SHORT TASK =>
Quote every line of the material below word for word, with nothing left out or changed.

Stored entries:
------------------------
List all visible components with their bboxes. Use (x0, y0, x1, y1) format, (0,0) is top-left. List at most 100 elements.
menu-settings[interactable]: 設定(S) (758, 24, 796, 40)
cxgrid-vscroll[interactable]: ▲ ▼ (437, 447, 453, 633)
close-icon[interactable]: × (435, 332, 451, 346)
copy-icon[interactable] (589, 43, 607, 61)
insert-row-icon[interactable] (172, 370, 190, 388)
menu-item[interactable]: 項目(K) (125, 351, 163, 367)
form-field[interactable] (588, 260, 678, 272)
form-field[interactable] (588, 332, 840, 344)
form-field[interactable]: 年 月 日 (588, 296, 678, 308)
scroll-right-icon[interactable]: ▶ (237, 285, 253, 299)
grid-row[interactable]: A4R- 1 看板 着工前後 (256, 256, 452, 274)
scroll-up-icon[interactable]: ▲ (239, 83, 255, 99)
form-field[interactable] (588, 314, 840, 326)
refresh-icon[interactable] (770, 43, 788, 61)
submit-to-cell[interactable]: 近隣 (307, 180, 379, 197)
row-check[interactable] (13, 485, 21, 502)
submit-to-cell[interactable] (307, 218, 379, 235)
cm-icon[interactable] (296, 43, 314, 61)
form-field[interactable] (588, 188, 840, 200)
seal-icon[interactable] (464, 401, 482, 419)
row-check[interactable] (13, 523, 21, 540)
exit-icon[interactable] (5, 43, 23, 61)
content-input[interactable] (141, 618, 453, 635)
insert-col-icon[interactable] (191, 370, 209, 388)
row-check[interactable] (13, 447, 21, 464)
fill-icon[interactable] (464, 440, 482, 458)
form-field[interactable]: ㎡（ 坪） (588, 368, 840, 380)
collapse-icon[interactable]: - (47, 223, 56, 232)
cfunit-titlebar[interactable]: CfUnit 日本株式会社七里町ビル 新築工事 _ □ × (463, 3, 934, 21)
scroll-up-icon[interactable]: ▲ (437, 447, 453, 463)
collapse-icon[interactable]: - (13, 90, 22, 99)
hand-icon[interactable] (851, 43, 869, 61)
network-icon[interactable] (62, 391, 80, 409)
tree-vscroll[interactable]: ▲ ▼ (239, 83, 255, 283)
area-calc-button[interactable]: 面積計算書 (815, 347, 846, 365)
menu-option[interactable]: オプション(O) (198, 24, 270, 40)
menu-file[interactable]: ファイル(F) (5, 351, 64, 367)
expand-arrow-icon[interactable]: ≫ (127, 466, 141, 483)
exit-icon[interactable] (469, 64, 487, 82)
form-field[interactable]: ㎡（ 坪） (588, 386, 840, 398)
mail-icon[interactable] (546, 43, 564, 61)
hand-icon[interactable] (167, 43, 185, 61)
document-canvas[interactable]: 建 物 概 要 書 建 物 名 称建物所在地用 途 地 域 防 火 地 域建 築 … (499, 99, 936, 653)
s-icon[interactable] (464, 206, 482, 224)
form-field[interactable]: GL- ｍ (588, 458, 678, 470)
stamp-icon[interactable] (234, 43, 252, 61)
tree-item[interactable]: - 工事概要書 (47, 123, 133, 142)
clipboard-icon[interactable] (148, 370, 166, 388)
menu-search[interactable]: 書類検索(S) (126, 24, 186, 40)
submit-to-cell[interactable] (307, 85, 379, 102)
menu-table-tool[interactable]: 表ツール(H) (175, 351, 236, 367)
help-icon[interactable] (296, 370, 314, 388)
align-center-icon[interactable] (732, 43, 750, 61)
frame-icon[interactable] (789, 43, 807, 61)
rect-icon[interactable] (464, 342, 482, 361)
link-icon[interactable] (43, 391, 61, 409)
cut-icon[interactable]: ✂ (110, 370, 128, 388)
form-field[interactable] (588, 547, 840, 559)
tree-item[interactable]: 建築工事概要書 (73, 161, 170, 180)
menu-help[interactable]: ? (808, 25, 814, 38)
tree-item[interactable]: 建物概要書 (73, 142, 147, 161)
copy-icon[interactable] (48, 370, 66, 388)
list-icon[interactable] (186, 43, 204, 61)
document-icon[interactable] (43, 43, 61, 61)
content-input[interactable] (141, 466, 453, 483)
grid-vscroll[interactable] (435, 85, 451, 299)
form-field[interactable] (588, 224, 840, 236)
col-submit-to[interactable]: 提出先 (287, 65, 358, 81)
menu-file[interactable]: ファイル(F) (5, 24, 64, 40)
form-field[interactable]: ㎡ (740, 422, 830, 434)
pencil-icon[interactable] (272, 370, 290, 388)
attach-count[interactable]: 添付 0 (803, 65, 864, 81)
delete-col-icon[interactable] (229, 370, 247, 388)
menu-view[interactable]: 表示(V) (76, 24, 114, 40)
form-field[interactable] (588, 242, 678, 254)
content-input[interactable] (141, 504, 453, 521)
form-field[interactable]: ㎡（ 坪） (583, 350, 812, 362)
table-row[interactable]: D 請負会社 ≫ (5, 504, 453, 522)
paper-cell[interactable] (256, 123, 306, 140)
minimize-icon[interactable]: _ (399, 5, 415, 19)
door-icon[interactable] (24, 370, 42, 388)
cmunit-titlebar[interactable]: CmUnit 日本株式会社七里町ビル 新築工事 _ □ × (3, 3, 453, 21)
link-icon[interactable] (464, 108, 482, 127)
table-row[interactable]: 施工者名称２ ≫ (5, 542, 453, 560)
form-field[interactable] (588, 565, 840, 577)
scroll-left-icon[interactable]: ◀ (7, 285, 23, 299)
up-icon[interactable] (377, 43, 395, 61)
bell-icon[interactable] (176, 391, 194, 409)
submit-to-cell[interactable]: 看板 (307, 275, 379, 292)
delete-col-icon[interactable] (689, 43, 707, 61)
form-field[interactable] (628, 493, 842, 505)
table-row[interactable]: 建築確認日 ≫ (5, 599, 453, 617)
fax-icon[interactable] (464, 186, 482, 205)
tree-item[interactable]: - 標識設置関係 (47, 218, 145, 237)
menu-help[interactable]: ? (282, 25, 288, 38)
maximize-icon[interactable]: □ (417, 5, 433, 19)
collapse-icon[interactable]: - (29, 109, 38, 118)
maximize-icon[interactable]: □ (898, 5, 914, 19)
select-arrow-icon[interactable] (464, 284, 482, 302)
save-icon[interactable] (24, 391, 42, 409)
------------------------
EXPECTED ANSWER =>
List all visible components with their bboxes. Use (x0, y0, x1, y1) format, (0,0) is top-left. List at most 100 elements.
menu-settings[interactable]: 設定(S) (758, 24, 796, 40)
cxgrid-vscroll[interactable]: ▲ ▼ (437, 447, 453, 633)
close-icon[interactable]: × (435, 332, 451, 346)
copy-icon[interactable] (589, 43, 607, 61)
insert-row-icon[interactable] (172, 370, 190, 388)
menu-item[interactable]: 項目(K) (125, 351, 163, 367)
form-field[interactable] (588, 260, 678, 272)
form-field[interactable] (588, 332, 840, 344)
form-field[interactable]: 年 月 日 (588, 296, 678, 308)
scroll-right-icon[interactable]: ▶ (237, 285, 253, 299)
grid-row[interactable]: A4R- 1 看板 着工前後 (256, 256, 452, 274)
scroll-up-icon[interactable]: ▲ (239, 83, 255, 99)
form-field[interactable] (588, 314, 840, 326)
refresh-icon[interactable] (770, 43, 788, 61)
submit-to-cell[interactable]: 近隣 (307, 180, 379, 197)
row-check[interactable] (13, 485, 21, 502)
submit-to-cell[interactable] (307, 218, 379, 235)
cm-icon[interactable] (296, 43, 314, 61)
form-field[interactable] (588, 188, 840, 200)
seal-icon[interactable] (464, 401, 482, 419)
row-check[interactable] (13, 523, 21, 540)
exit-icon[interactable] (5, 43, 23, 61)
content-input[interactable] (141, 618, 453, 635)
insert-col-icon[interactable] (191, 370, 209, 388)
row-check[interactable] (13, 447, 21, 464)
fill-icon[interactable] (464, 440, 482, 458)
form-field[interactable]: ㎡（ 坪） (588, 368, 840, 380)
collapse-icon[interactable]: - (47, 223, 56, 232)
cfunit-titlebar[interactable]: CfUnit 日本株式会社七里町ビル 新築工事 _ □ × (463, 3, 934, 21)
scroll-up-icon[interactable]: ▲ (437, 447, 453, 463)
collapse-icon[interactable]: - (13, 90, 22, 99)
hand-icon[interactable] (851, 43, 869, 61)
network-icon[interactable] (62, 391, 80, 409)
tree-vscroll[interactable]: ▲ ▼ (239, 83, 255, 283)
area-calc-button[interactable]: 面積計算書 (815, 347, 846, 365)
menu-option[interactable]: オプション(O) (198, 24, 270, 40)
menu-file[interactable]: ファイル(F) (5, 351, 64, 367)
expand-arrow-icon[interactable]: ≫ (127, 466, 141, 483)
exit-icon[interactable] (469, 64, 487, 82)
form-field[interactable]: ㎡（ 坪） (588, 386, 840, 398)
mail-icon[interactable] (546, 43, 564, 61)
hand-icon[interactable] (167, 43, 185, 61)
document-canvas[interactable]: 建 物 概 要 書 建 物 名 称建物所在地用 途 地 域 防 火 地 域建 築 … (499, 99, 936, 653)
s-icon[interactable] (464, 206, 482, 224)
form-field[interactable]: GL- ｍ (588, 458, 678, 470)
stamp-icon[interactable] (234, 43, 252, 61)
tree-item[interactable]: - 工事概要書 (47, 123, 133, 142)
clipboard-icon[interactable] (148, 370, 166, 388)
menu-search[interactable]: 書類検索(S) (126, 24, 186, 40)
submit-to-cell[interactable] (307, 85, 379, 102)
menu-table-tool[interactable]: 表ツール(H) (175, 351, 236, 367)
help-icon[interactable] (296, 370, 314, 388)
align-center-icon[interactable] (732, 43, 750, 61)
frame-icon[interactable] (789, 43, 807, 61)
rect-icon[interactable] (464, 342, 482, 361)
link-icon[interactable] (43, 391, 61, 409)
cut-icon[interactable]: ✂ (110, 370, 128, 388)
form-field[interactable] (588, 547, 840, 559)
tree-item[interactable]: 建築工事概要書 (73, 161, 170, 180)
menu-help[interactable]: ? (808, 25, 814, 38)
tree-item[interactable]: 建物概要書 (73, 142, 147, 161)
copy-icon[interactable] (48, 370, 66, 388)
list-icon[interactable] (186, 43, 204, 61)
document-icon[interactable] (43, 43, 61, 61)
content-input[interactable] (141, 466, 453, 483)
grid-vscroll[interactable] (435, 85, 451, 299)
form-field[interactable] (588, 224, 840, 236)
col-submit-to[interactable]: 提出先 (287, 65, 358, 81)
menu-file[interactable]: ファイル(F) (5, 24, 64, 40)
form-field[interactable]: ㎡ (740, 422, 830, 434)
pencil-icon[interactable] (272, 370, 290, 388)
attach-count[interactable]: 添付 0 (803, 65, 864, 81)
delete-col-icon[interactable] (229, 370, 247, 388)
menu-view[interactable]: 表示(V) (76, 24, 114, 40)
form-field[interactable] (588, 242, 678, 254)
content-input[interactable] (141, 504, 453, 521)
form-field[interactable]: ㎡（ 坪） (583, 350, 812, 362)
table-row[interactable]: D 請負会社 ≫ (5, 504, 453, 522)
paper-cell[interactable] (256, 123, 306, 140)
minimize-icon[interactable]: _ (399, 5, 415, 19)
door-icon[interactable] (24, 370, 42, 388)
cmunit-titlebar[interactable]: CmUnit 日本株式会社七里町ビル 新築工事 _ □ × (3, 3, 453, 21)
link-icon[interactable] (464, 108, 482, 127)
table-row[interactable]: 施工者名称２ ≫ (5, 542, 453, 560)
form-field[interactable] (588, 565, 840, 577)
scroll-left-icon[interactable]: ◀ (7, 285, 23, 299)
up-icon[interactable] (377, 43, 395, 61)
bell-icon[interactable] (176, 391, 194, 409)
submit-to-cell[interactable]: 看板 (307, 275, 379, 292)
delete-col-icon[interactable] (689, 43, 707, 61)
form-field[interactable] (628, 493, 842, 505)
table-row[interactable]: 建築確認日 ≫ (5, 599, 453, 617)
fax-icon[interactable] (464, 186, 482, 205)
tree-item[interactable]: - 標識設置関係 (47, 218, 145, 237)
menu-help[interactable]: ? (282, 25, 288, 38)
maximize-icon[interactable]: □ (417, 5, 433, 19)
collapse-icon[interactable]: - (29, 109, 38, 118)
maximize-icon[interactable]: □ (898, 5, 914, 19)
select-arrow-icon[interactable] (464, 284, 482, 302)
save-icon[interactable] (24, 391, 42, 409)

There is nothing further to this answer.